## [GIVEN PROBLEM]
For the records below, say how many lines contain the string "adapt". Give the number only.

────────────────

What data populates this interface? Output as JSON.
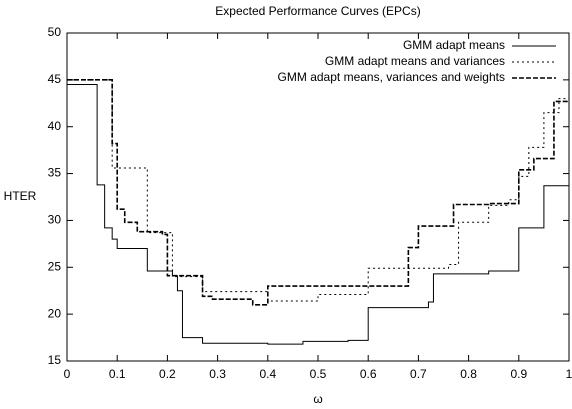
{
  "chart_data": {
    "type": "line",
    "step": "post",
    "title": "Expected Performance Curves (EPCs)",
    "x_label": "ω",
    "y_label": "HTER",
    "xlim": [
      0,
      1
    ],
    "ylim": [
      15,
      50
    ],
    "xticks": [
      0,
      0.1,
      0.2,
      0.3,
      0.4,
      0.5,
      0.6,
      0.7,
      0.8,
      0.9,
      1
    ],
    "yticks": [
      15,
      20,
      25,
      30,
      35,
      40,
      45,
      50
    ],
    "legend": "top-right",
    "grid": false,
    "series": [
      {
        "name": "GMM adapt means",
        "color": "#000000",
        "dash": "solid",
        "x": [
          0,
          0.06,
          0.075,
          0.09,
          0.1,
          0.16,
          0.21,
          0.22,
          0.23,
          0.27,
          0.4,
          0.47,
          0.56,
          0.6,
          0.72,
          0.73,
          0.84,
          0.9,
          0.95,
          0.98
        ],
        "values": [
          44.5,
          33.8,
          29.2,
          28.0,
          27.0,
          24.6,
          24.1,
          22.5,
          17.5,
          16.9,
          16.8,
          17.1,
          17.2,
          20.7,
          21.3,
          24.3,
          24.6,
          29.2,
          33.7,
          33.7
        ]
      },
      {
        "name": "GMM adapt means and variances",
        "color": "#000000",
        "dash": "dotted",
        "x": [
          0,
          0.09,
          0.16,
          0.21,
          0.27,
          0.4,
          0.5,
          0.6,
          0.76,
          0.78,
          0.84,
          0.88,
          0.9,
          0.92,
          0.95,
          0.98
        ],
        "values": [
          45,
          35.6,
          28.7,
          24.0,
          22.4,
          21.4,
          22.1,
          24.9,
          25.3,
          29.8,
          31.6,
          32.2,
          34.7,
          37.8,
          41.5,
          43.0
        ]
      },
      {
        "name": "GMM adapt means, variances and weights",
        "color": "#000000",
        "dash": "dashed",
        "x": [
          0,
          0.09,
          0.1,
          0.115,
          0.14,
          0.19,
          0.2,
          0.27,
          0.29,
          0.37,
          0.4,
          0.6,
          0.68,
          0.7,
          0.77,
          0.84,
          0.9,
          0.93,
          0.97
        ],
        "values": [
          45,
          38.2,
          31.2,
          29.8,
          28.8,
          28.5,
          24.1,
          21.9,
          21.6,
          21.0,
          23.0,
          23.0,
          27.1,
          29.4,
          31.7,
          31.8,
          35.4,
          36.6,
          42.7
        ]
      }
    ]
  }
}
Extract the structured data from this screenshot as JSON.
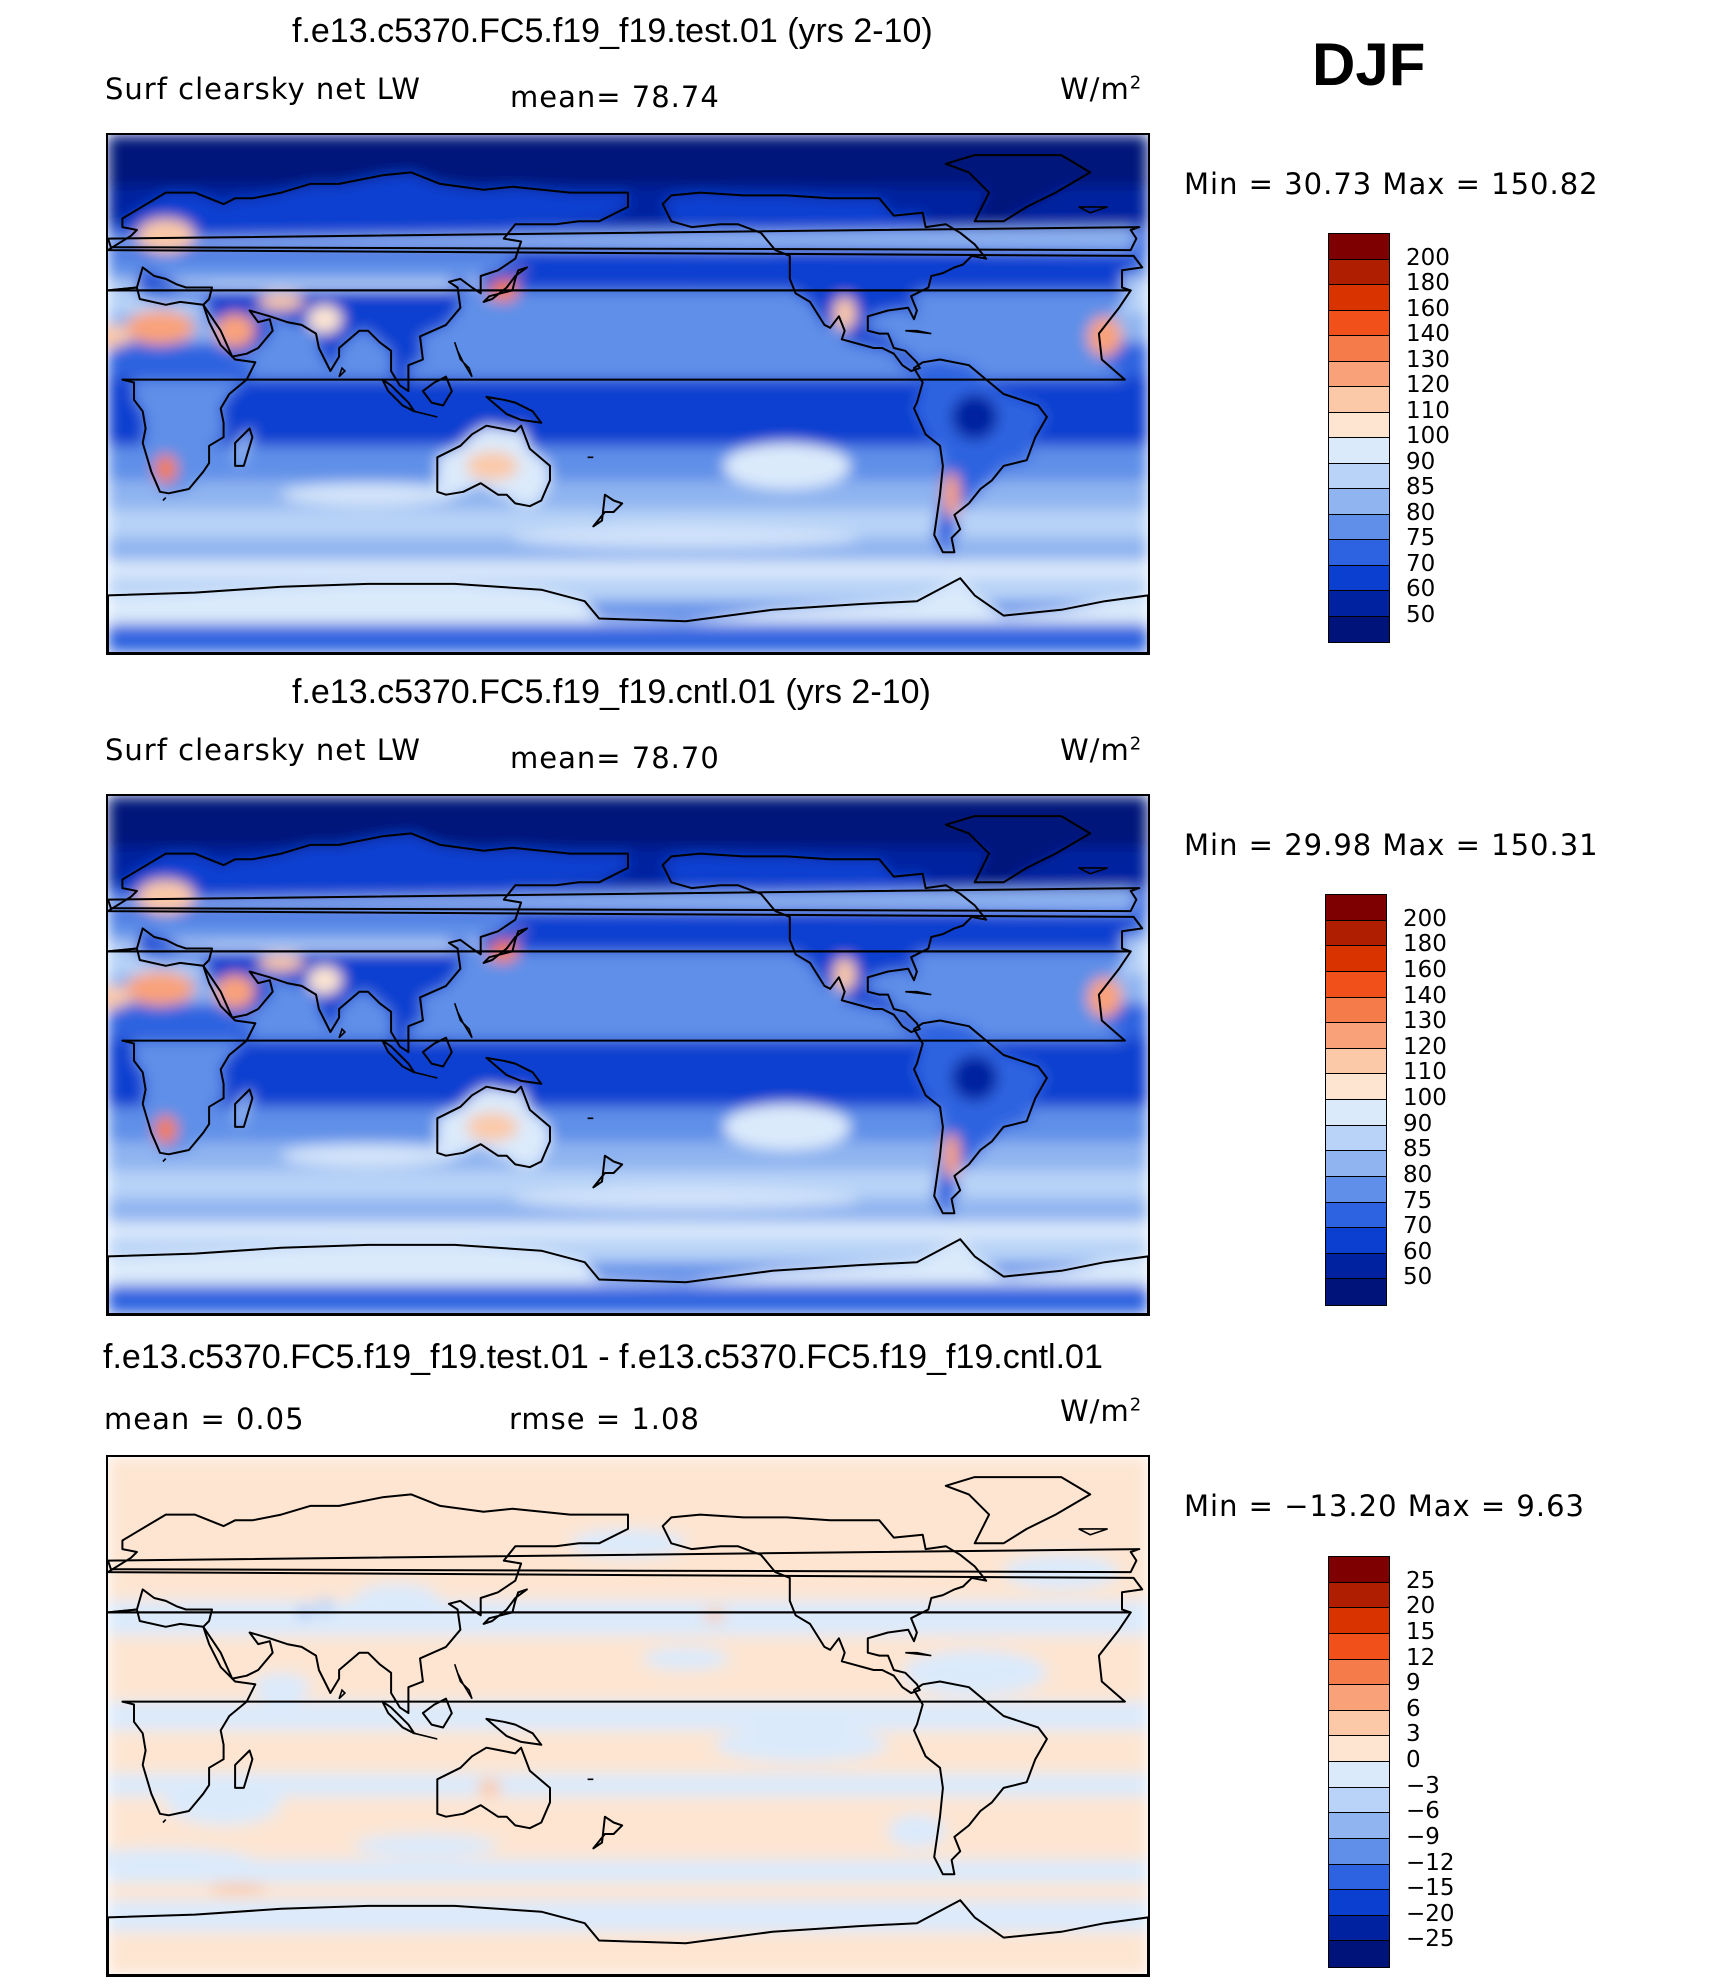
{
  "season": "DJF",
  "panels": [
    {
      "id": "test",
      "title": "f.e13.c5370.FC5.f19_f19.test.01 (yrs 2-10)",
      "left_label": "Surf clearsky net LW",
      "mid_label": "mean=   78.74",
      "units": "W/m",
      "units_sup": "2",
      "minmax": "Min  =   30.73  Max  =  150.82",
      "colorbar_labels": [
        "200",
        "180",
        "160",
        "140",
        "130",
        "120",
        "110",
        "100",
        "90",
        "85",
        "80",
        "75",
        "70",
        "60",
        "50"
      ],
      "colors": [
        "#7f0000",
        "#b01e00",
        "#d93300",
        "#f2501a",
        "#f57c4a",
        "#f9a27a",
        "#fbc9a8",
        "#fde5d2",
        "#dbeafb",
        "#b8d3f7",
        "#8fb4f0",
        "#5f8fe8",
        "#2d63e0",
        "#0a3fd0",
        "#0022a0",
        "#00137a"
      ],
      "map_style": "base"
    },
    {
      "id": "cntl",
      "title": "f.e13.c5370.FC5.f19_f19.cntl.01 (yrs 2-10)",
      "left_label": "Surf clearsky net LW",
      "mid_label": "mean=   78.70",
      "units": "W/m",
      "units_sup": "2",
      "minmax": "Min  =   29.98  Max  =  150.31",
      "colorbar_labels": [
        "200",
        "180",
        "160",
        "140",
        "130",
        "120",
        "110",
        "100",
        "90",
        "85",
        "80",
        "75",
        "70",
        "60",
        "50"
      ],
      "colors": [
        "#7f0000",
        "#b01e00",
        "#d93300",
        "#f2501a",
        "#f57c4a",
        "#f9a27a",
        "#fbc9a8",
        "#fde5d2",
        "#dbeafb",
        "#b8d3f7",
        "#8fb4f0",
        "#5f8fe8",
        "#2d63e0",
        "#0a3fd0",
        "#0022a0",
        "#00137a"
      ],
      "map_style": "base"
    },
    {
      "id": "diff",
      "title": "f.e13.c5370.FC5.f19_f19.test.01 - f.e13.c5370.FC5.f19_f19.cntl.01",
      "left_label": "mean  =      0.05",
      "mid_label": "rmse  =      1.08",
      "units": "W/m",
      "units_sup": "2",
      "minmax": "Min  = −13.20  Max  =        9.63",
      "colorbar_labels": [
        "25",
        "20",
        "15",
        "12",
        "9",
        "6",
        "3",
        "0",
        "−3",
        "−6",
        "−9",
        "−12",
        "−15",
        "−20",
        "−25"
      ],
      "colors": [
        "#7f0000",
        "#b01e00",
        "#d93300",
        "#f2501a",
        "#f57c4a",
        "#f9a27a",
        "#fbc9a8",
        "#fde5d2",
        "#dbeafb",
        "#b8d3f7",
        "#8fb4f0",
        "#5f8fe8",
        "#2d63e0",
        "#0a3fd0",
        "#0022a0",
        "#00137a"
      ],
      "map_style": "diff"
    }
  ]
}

────────────────

## [FINAL RESULT]
3